───── INFORMATION SUPPLIED ─────

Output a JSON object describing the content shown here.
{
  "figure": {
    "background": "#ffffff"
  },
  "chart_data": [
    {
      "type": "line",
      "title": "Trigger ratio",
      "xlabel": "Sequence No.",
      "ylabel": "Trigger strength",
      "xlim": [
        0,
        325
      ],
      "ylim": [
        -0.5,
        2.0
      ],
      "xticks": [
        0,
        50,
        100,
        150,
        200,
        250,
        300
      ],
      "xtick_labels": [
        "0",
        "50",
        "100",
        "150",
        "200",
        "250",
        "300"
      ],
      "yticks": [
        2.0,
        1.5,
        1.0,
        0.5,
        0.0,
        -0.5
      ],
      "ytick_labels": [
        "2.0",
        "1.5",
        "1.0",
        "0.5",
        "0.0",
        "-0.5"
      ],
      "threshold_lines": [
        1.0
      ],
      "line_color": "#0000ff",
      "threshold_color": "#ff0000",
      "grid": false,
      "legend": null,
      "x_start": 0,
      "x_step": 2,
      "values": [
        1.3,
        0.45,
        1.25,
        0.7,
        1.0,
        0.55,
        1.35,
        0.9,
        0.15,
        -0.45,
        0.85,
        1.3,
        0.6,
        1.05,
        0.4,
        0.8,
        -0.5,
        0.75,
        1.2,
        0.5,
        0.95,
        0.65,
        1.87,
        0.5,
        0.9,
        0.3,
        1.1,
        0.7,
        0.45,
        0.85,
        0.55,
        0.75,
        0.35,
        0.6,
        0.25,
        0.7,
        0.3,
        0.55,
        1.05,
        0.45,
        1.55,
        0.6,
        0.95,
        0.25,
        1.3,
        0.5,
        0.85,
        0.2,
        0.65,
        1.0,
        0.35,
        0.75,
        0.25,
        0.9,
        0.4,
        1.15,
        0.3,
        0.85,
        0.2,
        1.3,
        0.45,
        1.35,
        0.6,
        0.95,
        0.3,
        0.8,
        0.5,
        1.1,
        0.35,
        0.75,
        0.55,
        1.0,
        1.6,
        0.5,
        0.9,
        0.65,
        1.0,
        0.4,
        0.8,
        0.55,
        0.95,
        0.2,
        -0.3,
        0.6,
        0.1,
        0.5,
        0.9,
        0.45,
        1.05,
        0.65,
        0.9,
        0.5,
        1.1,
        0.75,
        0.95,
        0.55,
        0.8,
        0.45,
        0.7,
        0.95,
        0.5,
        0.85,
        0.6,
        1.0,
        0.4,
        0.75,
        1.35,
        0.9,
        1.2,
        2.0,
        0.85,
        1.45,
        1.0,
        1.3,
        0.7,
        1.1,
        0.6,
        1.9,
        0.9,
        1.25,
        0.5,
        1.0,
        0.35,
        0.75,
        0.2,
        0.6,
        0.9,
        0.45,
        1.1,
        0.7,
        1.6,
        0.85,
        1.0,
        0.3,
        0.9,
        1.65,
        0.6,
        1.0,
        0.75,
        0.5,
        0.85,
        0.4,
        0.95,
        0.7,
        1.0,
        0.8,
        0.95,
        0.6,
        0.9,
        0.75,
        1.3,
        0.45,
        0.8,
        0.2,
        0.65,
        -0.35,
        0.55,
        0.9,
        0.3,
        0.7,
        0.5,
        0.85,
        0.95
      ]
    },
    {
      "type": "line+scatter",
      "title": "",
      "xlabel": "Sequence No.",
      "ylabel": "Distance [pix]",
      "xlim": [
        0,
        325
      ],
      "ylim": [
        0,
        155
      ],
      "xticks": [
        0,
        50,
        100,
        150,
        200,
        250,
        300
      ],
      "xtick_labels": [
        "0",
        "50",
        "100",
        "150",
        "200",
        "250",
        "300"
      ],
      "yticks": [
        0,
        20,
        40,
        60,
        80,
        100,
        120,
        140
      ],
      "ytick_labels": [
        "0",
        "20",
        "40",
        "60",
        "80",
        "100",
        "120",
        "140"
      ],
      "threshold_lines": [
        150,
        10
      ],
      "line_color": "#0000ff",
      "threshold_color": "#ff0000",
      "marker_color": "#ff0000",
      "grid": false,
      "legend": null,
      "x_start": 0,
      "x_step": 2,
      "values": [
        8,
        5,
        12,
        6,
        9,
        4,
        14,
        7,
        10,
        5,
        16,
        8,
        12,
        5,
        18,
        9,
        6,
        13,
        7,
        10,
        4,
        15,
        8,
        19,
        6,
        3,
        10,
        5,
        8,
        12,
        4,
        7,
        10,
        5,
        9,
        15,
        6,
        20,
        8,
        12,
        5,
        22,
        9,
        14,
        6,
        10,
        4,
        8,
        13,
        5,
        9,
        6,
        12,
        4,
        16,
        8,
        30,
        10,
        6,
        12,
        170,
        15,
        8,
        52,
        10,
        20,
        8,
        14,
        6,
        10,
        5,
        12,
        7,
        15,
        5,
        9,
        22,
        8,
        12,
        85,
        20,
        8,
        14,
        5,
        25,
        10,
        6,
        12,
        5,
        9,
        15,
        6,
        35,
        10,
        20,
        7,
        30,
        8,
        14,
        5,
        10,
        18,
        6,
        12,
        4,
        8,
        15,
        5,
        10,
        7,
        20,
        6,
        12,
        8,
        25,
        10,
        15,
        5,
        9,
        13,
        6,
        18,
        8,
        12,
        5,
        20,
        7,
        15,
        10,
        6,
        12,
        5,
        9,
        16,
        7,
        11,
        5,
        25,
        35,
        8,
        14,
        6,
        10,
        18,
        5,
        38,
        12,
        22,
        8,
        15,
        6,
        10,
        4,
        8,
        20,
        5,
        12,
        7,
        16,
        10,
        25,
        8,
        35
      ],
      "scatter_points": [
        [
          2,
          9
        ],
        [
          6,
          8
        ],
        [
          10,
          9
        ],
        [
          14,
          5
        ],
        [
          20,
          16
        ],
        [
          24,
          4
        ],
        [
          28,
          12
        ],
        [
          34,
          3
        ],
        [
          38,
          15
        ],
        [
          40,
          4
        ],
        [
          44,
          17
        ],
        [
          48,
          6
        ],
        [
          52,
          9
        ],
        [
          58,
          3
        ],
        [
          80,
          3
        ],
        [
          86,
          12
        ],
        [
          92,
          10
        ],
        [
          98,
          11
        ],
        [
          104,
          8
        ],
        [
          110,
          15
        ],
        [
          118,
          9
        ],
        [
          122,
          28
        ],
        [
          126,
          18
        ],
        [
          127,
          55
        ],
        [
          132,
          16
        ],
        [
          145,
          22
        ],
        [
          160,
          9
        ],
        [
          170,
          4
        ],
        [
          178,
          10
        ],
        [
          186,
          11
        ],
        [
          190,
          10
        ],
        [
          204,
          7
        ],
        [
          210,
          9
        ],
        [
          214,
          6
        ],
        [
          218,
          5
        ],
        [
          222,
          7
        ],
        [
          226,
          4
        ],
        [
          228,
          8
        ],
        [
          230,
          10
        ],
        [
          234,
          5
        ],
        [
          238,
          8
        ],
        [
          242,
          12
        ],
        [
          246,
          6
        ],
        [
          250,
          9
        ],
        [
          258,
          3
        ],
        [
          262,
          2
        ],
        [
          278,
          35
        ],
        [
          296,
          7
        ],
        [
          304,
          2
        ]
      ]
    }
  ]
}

─────

TO DO: Transcribe the material above word for word.

TASK SOLUTION:
Output a JSON object describing the content shown here.
{
  "figure": {
    "background": "#ffffff"
  },
  "chart_data": [
    {
      "type": "line",
      "title": "Trigger ratio",
      "xlabel": "Sequence No.",
      "ylabel": "Trigger strength",
      "xlim": [
        0,
        325
      ],
      "ylim": [
        -0.5,
        2.0
      ],
      "xticks": [
        0,
        50,
        100,
        150,
        200,
        250,
        300
      ],
      "xtick_labels": [
        "0",
        "50",
        "100",
        "150",
        "200",
        "250",
        "300"
      ],
      "yticks": [
        2.0,
        1.5,
        1.0,
        0.5,
        0.0,
        -0.5
      ],
      "ytick_labels": [
        "2.0",
        "1.5",
        "1.0",
        "0.5",
        "0.0",
        "-0.5"
      ],
      "threshold_lines": [
        1.0
      ],
      "line_color": "#0000ff",
      "threshold_color": "#ff0000",
      "grid": false,
      "legend": null,
      "x_start": 0,
      "x_step": 2,
      "values": [
        1.3,
        0.45,
        1.25,
        0.7,
        1.0,
        0.55,
        1.35,
        0.9,
        0.15,
        -0.45,
        0.85,
        1.3,
        0.6,
        1.05,
        0.4,
        0.8,
        -0.5,
        0.75,
        1.2,
        0.5,
        0.95,
        0.65,
        1.87,
        0.5,
        0.9,
        0.3,
        1.1,
        0.7,
        0.45,
        0.85,
        0.55,
        0.75,
        0.35,
        0.6,
        0.25,
        0.7,
        0.3,
        0.55,
        1.05,
        0.45,
        1.55,
        0.6,
        0.95,
        0.25,
        1.3,
        0.5,
        0.85,
        0.2,
        0.65,
        1.0,
        0.35,
        0.75,
        0.25,
        0.9,
        0.4,
        1.15,
        0.3,
        0.85,
        0.2,
        1.3,
        0.45,
        1.35,
        0.6,
        0.95,
        0.3,
        0.8,
        0.5,
        1.1,
        0.35,
        0.75,
        0.55,
        1.0,
        1.6,
        0.5,
        0.9,
        0.65,
        1.0,
        0.4,
        0.8,
        0.55,
        0.95,
        0.2,
        -0.3,
        0.6,
        0.1,
        0.5,
        0.9,
        0.45,
        1.05,
        0.65,
        0.9,
        0.5,
        1.1,
        0.75,
        0.95,
        0.55,
        0.8,
        0.45,
        0.7,
        0.95,
        0.5,
        0.85,
        0.6,
        1.0,
        0.4,
        0.75,
        1.35,
        0.9,
        1.2,
        2.0,
        0.85,
        1.45,
        1.0,
        1.3,
        0.7,
        1.1,
        0.6,
        1.9,
        0.9,
        1.25,
        0.5,
        1.0,
        0.35,
        0.75,
        0.2,
        0.6,
        0.9,
        0.45,
        1.1,
        0.7,
        1.6,
        0.85,
        1.0,
        0.3,
        0.9,
        1.65,
        0.6,
        1.0,
        0.75,
        0.5,
        0.85,
        0.4,
        0.95,
        0.7,
        1.0,
        0.8,
        0.95,
        0.6,
        0.9,
        0.75,
        1.3,
        0.45,
        0.8,
        0.2,
        0.65,
        -0.35,
        0.55,
        0.9,
        0.3,
        0.7,
        0.5,
        0.85,
        0.95
      ]
    },
    {
      "type": "line+scatter",
      "title": "",
      "xlabel": "Sequence No.",
      "ylabel": "Distance [pix]",
      "xlim": [
        0,
        325
      ],
      "ylim": [
        0,
        155
      ],
      "xticks": [
        0,
        50,
        100,
        150,
        200,
        250,
        300
      ],
      "xtick_labels": [
        "0",
        "50",
        "100",
        "150",
        "200",
        "250",
        "300"
      ],
      "yticks": [
        0,
        20,
        40,
        60,
        80,
        100,
        120,
        140
      ],
      "ytick_labels": [
        "0",
        "20",
        "40",
        "60",
        "80",
        "100",
        "120",
        "140"
      ],
      "threshold_lines": [
        150,
        10
      ],
      "line_color": "#0000ff",
      "threshold_color": "#ff0000",
      "marker_color": "#ff0000",
      "grid": false,
      "legend": null,
      "x_start": 0,
      "x_step": 2,
      "values": [
        8,
        5,
        12,
        6,
        9,
        4,
        14,
        7,
        10,
        5,
        16,
        8,
        12,
        5,
        18,
        9,
        6,
        13,
        7,
        10,
        4,
        15,
        8,
        19,
        6,
        3,
        10,
        5,
        8,
        12,
        4,
        7,
        10,
        5,
        9,
        15,
        6,
        20,
        8,
        12,
        5,
        22,
        9,
        14,
        6,
        10,
        4,
        8,
        13,
        5,
        9,
        6,
        12,
        4,
        16,
        8,
        30,
        10,
        6,
        12,
        170,
        15,
        8,
        52,
        10,
        20,
        8,
        14,
        6,
        10,
        5,
        12,
        7,
        15,
        5,
        9,
        22,
        8,
        12,
        85,
        20,
        8,
        14,
        5,
        25,
        10,
        6,
        12,
        5,
        9,
        15,
        6,
        35,
        10,
        20,
        7,
        30,
        8,
        14,
        5,
        10,
        18,
        6,
        12,
        4,
        8,
        15,
        5,
        10,
        7,
        20,
        6,
        12,
        8,
        25,
        10,
        15,
        5,
        9,
        13,
        6,
        18,
        8,
        12,
        5,
        20,
        7,
        15,
        10,
        6,
        12,
        5,
        9,
        16,
        7,
        11,
        5,
        25,
        35,
        8,
        14,
        6,
        10,
        18,
        5,
        38,
        12,
        22,
        8,
        15,
        6,
        10,
        4,
        8,
        20,
        5,
        12,
        7,
        16,
        10,
        25,
        8,
        35
      ],
      "scatter_points": [
        [
          2,
          9
        ],
        [
          6,
          8
        ],
        [
          10,
          9
        ],
        [
          14,
          5
        ],
        [
          20,
          16
        ],
        [
          24,
          4
        ],
        [
          28,
          12
        ],
        [
          34,
          3
        ],
        [
          38,
          15
        ],
        [
          40,
          4
        ],
        [
          44,
          17
        ],
        [
          48,
          6
        ],
        [
          52,
          9
        ],
        [
          58,
          3
        ],
        [
          80,
          3
        ],
        [
          86,
          12
        ],
        [
          92,
          10
        ],
        [
          98,
          11
        ],
        [
          104,
          8
        ],
        [
          110,
          15
        ],
        [
          118,
          9
        ],
        [
          122,
          28
        ],
        [
          126,
          18
        ],
        [
          127,
          55
        ],
        [
          132,
          16
        ],
        [
          145,
          22
        ],
        [
          160,
          9
        ],
        [
          170,
          4
        ],
        [
          178,
          10
        ],
        [
          186,
          11
        ],
        [
          190,
          10
        ],
        [
          204,
          7
        ],
        [
          210,
          9
        ],
        [
          214,
          6
        ],
        [
          218,
          5
        ],
        [
          222,
          7
        ],
        [
          226,
          4
        ],
        [
          228,
          8
        ],
        [
          230,
          10
        ],
        [
          234,
          5
        ],
        [
          238,
          8
        ],
        [
          242,
          12
        ],
        [
          246,
          6
        ],
        [
          250,
          9
        ],
        [
          258,
          3
        ],
        [
          262,
          2
        ],
        [
          278,
          35
        ],
        [
          296,
          7
        ],
        [
          304,
          2
        ]
      ]
    }
  ]
}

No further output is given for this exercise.